Prompt
Emit the entire listing verbatim.

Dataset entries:
——
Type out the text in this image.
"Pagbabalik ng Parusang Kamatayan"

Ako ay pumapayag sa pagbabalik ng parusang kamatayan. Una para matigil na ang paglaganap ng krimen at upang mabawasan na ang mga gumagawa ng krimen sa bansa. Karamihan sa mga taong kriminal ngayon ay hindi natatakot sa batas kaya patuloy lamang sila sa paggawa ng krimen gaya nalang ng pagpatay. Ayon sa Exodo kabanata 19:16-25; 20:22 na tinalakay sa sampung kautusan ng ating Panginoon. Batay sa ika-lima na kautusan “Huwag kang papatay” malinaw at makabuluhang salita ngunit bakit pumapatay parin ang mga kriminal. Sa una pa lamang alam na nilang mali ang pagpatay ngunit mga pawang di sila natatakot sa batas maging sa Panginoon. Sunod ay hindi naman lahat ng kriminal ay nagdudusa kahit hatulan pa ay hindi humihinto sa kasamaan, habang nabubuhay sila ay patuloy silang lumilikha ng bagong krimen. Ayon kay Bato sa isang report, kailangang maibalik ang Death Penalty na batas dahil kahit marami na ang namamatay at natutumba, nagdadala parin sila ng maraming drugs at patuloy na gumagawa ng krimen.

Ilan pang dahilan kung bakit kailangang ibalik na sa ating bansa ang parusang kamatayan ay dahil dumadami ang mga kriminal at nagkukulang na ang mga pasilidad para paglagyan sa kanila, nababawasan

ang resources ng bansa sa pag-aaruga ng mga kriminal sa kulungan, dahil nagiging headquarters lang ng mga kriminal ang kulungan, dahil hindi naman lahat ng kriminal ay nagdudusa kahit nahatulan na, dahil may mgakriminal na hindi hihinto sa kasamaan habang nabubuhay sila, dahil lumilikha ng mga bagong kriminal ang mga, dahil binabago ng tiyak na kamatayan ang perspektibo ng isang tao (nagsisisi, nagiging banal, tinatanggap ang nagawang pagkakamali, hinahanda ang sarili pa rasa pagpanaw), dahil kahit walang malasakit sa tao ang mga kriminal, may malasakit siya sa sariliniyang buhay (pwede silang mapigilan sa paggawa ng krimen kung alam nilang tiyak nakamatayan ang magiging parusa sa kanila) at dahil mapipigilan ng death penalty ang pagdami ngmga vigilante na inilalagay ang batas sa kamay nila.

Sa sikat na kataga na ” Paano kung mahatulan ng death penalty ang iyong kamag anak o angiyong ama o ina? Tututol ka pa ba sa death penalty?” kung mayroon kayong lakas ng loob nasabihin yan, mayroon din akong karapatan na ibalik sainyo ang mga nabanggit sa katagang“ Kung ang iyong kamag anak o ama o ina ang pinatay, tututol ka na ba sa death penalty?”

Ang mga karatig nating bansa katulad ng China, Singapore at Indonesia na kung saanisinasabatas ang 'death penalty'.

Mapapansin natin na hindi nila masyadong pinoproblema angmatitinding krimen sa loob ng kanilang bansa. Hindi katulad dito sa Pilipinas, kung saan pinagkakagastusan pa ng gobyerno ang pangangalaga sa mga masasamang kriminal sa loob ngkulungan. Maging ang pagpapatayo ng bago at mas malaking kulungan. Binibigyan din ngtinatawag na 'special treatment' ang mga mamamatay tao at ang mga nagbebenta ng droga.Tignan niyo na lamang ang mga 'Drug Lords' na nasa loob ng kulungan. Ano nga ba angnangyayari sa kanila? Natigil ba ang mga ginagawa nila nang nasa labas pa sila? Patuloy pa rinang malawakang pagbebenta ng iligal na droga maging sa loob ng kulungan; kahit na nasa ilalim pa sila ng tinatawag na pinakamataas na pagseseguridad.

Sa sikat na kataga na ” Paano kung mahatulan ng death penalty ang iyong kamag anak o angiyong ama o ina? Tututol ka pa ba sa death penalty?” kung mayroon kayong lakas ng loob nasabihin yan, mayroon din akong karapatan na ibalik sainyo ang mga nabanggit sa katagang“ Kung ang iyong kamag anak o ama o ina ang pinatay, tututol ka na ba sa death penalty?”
——
Reply
Type out the text in this image.
"Pagbabalik ng Parusang Kamatayan"

Ako ay pumapayag sa pagbabalik ng parusang kamatayan. Una para matigil na ang paglaganap ng krimen at upang mabawasan na ang mga gumagawa ng krimen sa bansa. Karamihan sa mga taong kriminal ngayon ay hindi natatakot sa batas kaya patuloy lamang sila sa paggawa ng krimen gaya nalang ng pagpatay. Ayon sa Exodo kabanata 19:16-25; 20:22 na tinalakay sa sampung kautusan ng ating Panginoon. Batay sa ika-lima na kautusan “Huwag kang papatay” malinaw at makabuluhang salita ngunit bakit pumapatay parin ang mga kriminal. Sa una pa lamang alam na nilang mali ang pagpatay ngunit mga pawang di sila natatakot sa batas maging sa Panginoon. Sunod ay hindi naman lahat ng kriminal ay nagdudusa kahit hatulan pa ay hindi humihinto sa kasamaan, habang nabubuhay sila ay patuloy silang lumilikha ng bagong krimen. Ayon kay Bato sa isang report, kailangang maibalik ang Death Penalty na batas dahil kahit marami na ang namamatay at natutumba, nagdadala parin sila ng maraming drugs at patuloy na gumagawa ng krimen.

Ilan pang dahilan kung bakit kailangang ibalik na sa ating bansa ang parusang kamatayan ay dahil dumadami ang mga kriminal at nagkukulang na ang mga pasilidad para paglagyan sa kanila, nababawasan

ang resources ng bansa sa pag-aaruga ng mga kriminal sa kulungan, dahil nagiging headquarters lang ng mga kriminal ang kulungan, dahil hindi naman lahat ng kriminal ay nagdudusa kahit nahatulan na, dahil may mgakriminal na hindi hihinto sa kasamaan habang nabubuhay sila, dahil lumilikha ng mga bagong kriminal ang mga, dahil binabago ng tiyak na kamatayan ang perspektibo ng isang tao (nagsisisi, nagiging banal, tinatanggap ang nagawang pagkakamali, hinahanda ang sarili pa rasa pagpanaw), dahil kahit walang malasakit sa tao ang mga kriminal, may malasakit siya sa sariliniyang buhay (pwede silang mapigilan sa paggawa ng krimen kung alam nilang tiyak nakamatayan ang magiging parusa sa kanila) at dahil mapipigilan ng death penalty ang pagdami ngmga vigilante na inilalagay ang batas sa kamay nila.

Sa sikat na kataga na ” Paano kung mahatulan ng death penalty ang iyong kamag anak o angiyong ama o ina? Tututol ka pa ba sa death penalty?” kung mayroon kayong lakas ng loob nasabihin yan, mayroon din akong karapatan na ibalik sainyo ang mga nabanggit sa katagang“ Kung ang iyong kamag anak o ama o ina ang pinatay, tututol ka na ba sa death penalty?”

Ang mga karatig nating bansa katulad ng China, Singapore at Indonesia na kung saanisinasabatas ang 'death penalty'.

Mapapansin natin na hindi nila masyadong pinoproblema angmatitinding krimen sa loob ng kanilang bansa. Hindi katulad dito sa Pilipinas, kung saan pinagkakagastusan pa ng gobyerno ang pangangalaga sa mga masasamang kriminal sa loob ngkulungan. Maging ang pagpapatayo ng bago at mas malaking kulungan. Binibigyan din ngtinatawag na 'special treatment' ang mga mamamatay tao at ang mga nagbebenta ng droga.Tignan niyo na lamang ang mga 'Drug Lords' na nasa loob ng kulungan. Ano nga ba angnangyayari sa kanila? Natigil ba ang mga ginagawa nila nang nasa labas pa sila? Patuloy pa rinang malawakang pagbebenta ng iligal na droga maging sa loob ng kulungan; kahit na nasa ilalim pa sila ng tinatawag na pinakamataas na pagseseguridad.

Sa sikat na kataga na ” Paano kung mahatulan ng death penalty ang iyong kamag anak o angiyong ama o ina? Tututol ka pa ba sa death penalty?” kung mayroon kayong lakas ng loob nasabihin yan, mayroon din akong karapatan na ibalik sainyo ang mga nabanggit sa katagang“ Kung ang iyong kamag anak o ama o ina ang pinatay, tututol ka na ba sa death penalty?”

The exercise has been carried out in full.